↓↓↓
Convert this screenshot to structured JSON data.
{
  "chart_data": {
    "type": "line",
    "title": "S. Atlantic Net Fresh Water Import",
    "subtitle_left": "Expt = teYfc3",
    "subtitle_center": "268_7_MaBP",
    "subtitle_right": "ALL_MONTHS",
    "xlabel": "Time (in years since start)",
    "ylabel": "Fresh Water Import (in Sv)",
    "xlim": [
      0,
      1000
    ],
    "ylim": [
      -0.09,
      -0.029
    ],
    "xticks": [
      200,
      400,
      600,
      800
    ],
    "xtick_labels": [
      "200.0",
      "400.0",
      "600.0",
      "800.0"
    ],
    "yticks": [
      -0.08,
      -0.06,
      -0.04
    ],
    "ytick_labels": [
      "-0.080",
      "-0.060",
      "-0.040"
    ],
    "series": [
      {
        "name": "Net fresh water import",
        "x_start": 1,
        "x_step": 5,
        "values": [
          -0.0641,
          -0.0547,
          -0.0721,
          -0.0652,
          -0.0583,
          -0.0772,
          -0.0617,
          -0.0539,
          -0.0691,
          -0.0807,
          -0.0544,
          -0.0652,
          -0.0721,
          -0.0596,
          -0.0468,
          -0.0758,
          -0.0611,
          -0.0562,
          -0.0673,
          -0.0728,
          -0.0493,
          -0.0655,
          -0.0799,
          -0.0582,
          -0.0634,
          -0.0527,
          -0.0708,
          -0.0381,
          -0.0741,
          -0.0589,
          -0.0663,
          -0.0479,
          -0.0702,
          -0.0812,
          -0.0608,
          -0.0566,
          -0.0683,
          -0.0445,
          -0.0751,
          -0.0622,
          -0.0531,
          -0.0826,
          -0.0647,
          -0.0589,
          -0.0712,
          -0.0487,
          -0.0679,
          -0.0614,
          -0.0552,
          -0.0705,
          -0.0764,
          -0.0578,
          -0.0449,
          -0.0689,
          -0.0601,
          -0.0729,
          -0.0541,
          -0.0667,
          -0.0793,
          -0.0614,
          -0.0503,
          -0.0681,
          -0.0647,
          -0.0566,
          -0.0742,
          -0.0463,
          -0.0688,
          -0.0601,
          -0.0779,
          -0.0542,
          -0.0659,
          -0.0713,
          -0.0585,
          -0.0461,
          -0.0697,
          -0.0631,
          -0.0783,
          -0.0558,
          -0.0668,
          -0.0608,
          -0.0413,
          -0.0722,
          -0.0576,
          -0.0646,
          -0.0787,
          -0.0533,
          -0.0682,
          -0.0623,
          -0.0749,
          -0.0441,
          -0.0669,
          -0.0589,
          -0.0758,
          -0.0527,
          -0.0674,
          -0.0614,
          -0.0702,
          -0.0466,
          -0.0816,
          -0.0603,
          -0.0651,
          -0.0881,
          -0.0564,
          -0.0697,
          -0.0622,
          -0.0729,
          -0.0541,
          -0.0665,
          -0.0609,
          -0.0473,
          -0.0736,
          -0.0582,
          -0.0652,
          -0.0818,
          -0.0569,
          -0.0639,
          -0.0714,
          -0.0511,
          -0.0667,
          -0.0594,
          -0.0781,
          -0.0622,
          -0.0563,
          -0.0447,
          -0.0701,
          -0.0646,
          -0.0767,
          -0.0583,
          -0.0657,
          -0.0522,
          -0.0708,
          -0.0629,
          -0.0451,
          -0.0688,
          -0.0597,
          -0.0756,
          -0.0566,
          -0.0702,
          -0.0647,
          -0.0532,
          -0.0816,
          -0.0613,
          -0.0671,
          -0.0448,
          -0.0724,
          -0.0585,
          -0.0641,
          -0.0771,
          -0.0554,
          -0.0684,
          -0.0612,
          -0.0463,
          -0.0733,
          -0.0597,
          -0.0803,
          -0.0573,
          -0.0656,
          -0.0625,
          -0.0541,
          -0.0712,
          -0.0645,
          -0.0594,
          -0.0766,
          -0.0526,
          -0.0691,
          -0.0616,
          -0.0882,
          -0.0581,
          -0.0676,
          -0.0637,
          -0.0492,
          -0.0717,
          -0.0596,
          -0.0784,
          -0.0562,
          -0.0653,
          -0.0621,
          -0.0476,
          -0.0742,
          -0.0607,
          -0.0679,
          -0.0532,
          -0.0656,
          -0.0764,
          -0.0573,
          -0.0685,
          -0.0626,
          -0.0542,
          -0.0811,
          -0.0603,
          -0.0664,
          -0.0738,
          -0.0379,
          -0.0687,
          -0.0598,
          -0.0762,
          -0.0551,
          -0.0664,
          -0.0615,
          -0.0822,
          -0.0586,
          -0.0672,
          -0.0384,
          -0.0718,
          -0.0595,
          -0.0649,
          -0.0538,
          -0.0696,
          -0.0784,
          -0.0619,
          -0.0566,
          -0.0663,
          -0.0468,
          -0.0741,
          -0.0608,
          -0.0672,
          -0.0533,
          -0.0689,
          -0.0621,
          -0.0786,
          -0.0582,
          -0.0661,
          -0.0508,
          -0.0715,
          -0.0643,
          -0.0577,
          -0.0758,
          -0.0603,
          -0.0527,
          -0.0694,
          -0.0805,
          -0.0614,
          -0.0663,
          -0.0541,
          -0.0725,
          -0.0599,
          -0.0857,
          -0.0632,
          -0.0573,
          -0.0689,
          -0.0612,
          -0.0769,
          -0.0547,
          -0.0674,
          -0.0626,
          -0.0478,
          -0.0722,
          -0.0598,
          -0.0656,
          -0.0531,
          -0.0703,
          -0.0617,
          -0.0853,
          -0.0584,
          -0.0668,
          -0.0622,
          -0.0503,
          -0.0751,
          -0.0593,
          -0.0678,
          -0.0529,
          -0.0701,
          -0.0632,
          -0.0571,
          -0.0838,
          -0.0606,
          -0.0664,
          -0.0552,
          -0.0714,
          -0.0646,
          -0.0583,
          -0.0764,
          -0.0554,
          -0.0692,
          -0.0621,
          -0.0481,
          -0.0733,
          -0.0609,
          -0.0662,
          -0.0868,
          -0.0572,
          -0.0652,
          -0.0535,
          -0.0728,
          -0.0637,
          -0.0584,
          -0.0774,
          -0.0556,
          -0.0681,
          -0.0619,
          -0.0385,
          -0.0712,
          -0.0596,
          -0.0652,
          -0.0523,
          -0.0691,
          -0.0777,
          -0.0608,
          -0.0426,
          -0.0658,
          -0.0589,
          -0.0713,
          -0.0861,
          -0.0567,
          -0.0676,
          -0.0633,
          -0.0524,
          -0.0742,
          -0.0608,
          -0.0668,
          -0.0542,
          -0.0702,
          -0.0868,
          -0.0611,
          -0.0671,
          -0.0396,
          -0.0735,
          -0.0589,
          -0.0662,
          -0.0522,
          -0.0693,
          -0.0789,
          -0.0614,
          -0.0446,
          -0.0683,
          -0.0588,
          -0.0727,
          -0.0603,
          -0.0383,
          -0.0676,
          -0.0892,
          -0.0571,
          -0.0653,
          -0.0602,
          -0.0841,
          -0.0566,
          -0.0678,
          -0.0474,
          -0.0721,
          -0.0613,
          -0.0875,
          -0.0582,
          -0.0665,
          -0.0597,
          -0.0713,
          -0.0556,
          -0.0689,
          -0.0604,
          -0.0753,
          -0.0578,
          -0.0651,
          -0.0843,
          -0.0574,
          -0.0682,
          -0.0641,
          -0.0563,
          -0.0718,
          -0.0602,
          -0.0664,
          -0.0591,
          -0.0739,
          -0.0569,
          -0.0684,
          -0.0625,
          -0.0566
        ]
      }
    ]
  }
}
↑↑↑
▸ **AIM**
Set down all of the entries exactly, please.

▸ **SOLUTION BELOW**
Convert this screenshot to structured JSON data.
{
  "chart_data": {
    "type": "line",
    "title": "S. Atlantic Net Fresh Water Import",
    "subtitle_left": "Expt = teYfc3",
    "subtitle_center": "268_7_MaBP",
    "subtitle_right": "ALL_MONTHS",
    "xlabel": "Time (in years since start)",
    "ylabel": "Fresh Water Import (in Sv)",
    "xlim": [
      0,
      1000
    ],
    "ylim": [
      -0.09,
      -0.029
    ],
    "xticks": [
      200,
      400,
      600,
      800
    ],
    "xtick_labels": [
      "200.0",
      "400.0",
      "600.0",
      "800.0"
    ],
    "yticks": [
      -0.08,
      -0.06,
      -0.04
    ],
    "ytick_labels": [
      "-0.080",
      "-0.060",
      "-0.040"
    ],
    "series": [
      {
        "name": "Net fresh water import",
        "x_start": 1,
        "x_step": 5,
        "values": [
          -0.0641,
          -0.0547,
          -0.0721,
          -0.0652,
          -0.0583,
          -0.0772,
          -0.0617,
          -0.0539,
          -0.0691,
          -0.0807,
          -0.0544,
          -0.0652,
          -0.0721,
          -0.0596,
          -0.0468,
          -0.0758,
          -0.0611,
          -0.0562,
          -0.0673,
          -0.0728,
          -0.0493,
          -0.0655,
          -0.0799,
          -0.0582,
          -0.0634,
          -0.0527,
          -0.0708,
          -0.0381,
          -0.0741,
          -0.0589,
          -0.0663,
          -0.0479,
          -0.0702,
          -0.0812,
          -0.0608,
          -0.0566,
          -0.0683,
          -0.0445,
          -0.0751,
          -0.0622,
          -0.0531,
          -0.0826,
          -0.0647,
          -0.0589,
          -0.0712,
          -0.0487,
          -0.0679,
          -0.0614,
          -0.0552,
          -0.0705,
          -0.0764,
          -0.0578,
          -0.0449,
          -0.0689,
          -0.0601,
          -0.0729,
          -0.0541,
          -0.0667,
          -0.0793,
          -0.0614,
          -0.0503,
          -0.0681,
          -0.0647,
          -0.0566,
          -0.0742,
          -0.0463,
          -0.0688,
          -0.0601,
          -0.0779,
          -0.0542,
          -0.0659,
          -0.0713,
          -0.0585,
          -0.0461,
          -0.0697,
          -0.0631,
          -0.0783,
          -0.0558,
          -0.0668,
          -0.0608,
          -0.0413,
          -0.0722,
          -0.0576,
          -0.0646,
          -0.0787,
          -0.0533,
          -0.0682,
          -0.0623,
          -0.0749,
          -0.0441,
          -0.0669,
          -0.0589,
          -0.0758,
          -0.0527,
          -0.0674,
          -0.0614,
          -0.0702,
          -0.0466,
          -0.0816,
          -0.0603,
          -0.0651,
          -0.0881,
          -0.0564,
          -0.0697,
          -0.0622,
          -0.0729,
          -0.0541,
          -0.0665,
          -0.0609,
          -0.0473,
          -0.0736,
          -0.0582,
          -0.0652,
          -0.0818,
          -0.0569,
          -0.0639,
          -0.0714,
          -0.0511,
          -0.0667,
          -0.0594,
          -0.0781,
          -0.0622,
          -0.0563,
          -0.0447,
          -0.0701,
          -0.0646,
          -0.0767,
          -0.0583,
          -0.0657,
          -0.0522,
          -0.0708,
          -0.0629,
          -0.0451,
          -0.0688,
          -0.0597,
          -0.0756,
          -0.0566,
          -0.0702,
          -0.0647,
          -0.0532,
          -0.0816,
          -0.0613,
          -0.0671,
          -0.0448,
          -0.0724,
          -0.0585,
          -0.0641,
          -0.0771,
          -0.0554,
          -0.0684,
          -0.0612,
          -0.0463,
          -0.0733,
          -0.0597,
          -0.0803,
          -0.0573,
          -0.0656,
          -0.0625,
          -0.0541,
          -0.0712,
          -0.0645,
          -0.0594,
          -0.0766,
          -0.0526,
          -0.0691,
          -0.0616,
          -0.0882,
          -0.0581,
          -0.0676,
          -0.0637,
          -0.0492,
          -0.0717,
          -0.0596,
          -0.0784,
          -0.0562,
          -0.0653,
          -0.0621,
          -0.0476,
          -0.0742,
          -0.0607,
          -0.0679,
          -0.0532,
          -0.0656,
          -0.0764,
          -0.0573,
          -0.0685,
          -0.0626,
          -0.0542,
          -0.0811,
          -0.0603,
          -0.0664,
          -0.0738,
          -0.0379,
          -0.0687,
          -0.0598,
          -0.0762,
          -0.0551,
          -0.0664,
          -0.0615,
          -0.0822,
          -0.0586,
          -0.0672,
          -0.0384,
          -0.0718,
          -0.0595,
          -0.0649,
          -0.0538,
          -0.0696,
          -0.0784,
          -0.0619,
          -0.0566,
          -0.0663,
          -0.0468,
          -0.0741,
          -0.0608,
          -0.0672,
          -0.0533,
          -0.0689,
          -0.0621,
          -0.0786,
          -0.0582,
          -0.0661,
          -0.0508,
          -0.0715,
          -0.0643,
          -0.0577,
          -0.0758,
          -0.0603,
          -0.0527,
          -0.0694,
          -0.0805,
          -0.0614,
          -0.0663,
          -0.0541,
          -0.0725,
          -0.0599,
          -0.0857,
          -0.0632,
          -0.0573,
          -0.0689,
          -0.0612,
          -0.0769,
          -0.0547,
          -0.0674,
          -0.0626,
          -0.0478,
          -0.0722,
          -0.0598,
          -0.0656,
          -0.0531,
          -0.0703,
          -0.0617,
          -0.0853,
          -0.0584,
          -0.0668,
          -0.0622,
          -0.0503,
          -0.0751,
          -0.0593,
          -0.0678,
          -0.0529,
          -0.0701,
          -0.0632,
          -0.0571,
          -0.0838,
          -0.0606,
          -0.0664,
          -0.0552,
          -0.0714,
          -0.0646,
          -0.0583,
          -0.0764,
          -0.0554,
          -0.0692,
          -0.0621,
          -0.0481,
          -0.0733,
          -0.0609,
          -0.0662,
          -0.0868,
          -0.0572,
          -0.0652,
          -0.0535,
          -0.0728,
          -0.0637,
          -0.0584,
          -0.0774,
          -0.0556,
          -0.0681,
          -0.0619,
          -0.0385,
          -0.0712,
          -0.0596,
          -0.0652,
          -0.0523,
          -0.0691,
          -0.0777,
          -0.0608,
          -0.0426,
          -0.0658,
          -0.0589,
          -0.0713,
          -0.0861,
          -0.0567,
          -0.0676,
          -0.0633,
          -0.0524,
          -0.0742,
          -0.0608,
          -0.0668,
          -0.0542,
          -0.0702,
          -0.0868,
          -0.0611,
          -0.0671,
          -0.0396,
          -0.0735,
          -0.0589,
          -0.0662,
          -0.0522,
          -0.0693,
          -0.0789,
          -0.0614,
          -0.0446,
          -0.0683,
          -0.0588,
          -0.0727,
          -0.0603,
          -0.0383,
          -0.0676,
          -0.0892,
          -0.0571,
          -0.0653,
          -0.0602,
          -0.0841,
          -0.0566,
          -0.0678,
          -0.0474,
          -0.0721,
          -0.0613,
          -0.0875,
          -0.0582,
          -0.0665,
          -0.0597,
          -0.0713,
          -0.0556,
          -0.0689,
          -0.0604,
          -0.0753,
          -0.0578,
          -0.0651,
          -0.0843,
          -0.0574,
          -0.0682,
          -0.0641,
          -0.0563,
          -0.0718,
          -0.0602,
          -0.0664,
          -0.0591,
          -0.0739,
          -0.0569,
          -0.0684,
          -0.0625,
          -0.0566
        ]
      }
    ]
  }
}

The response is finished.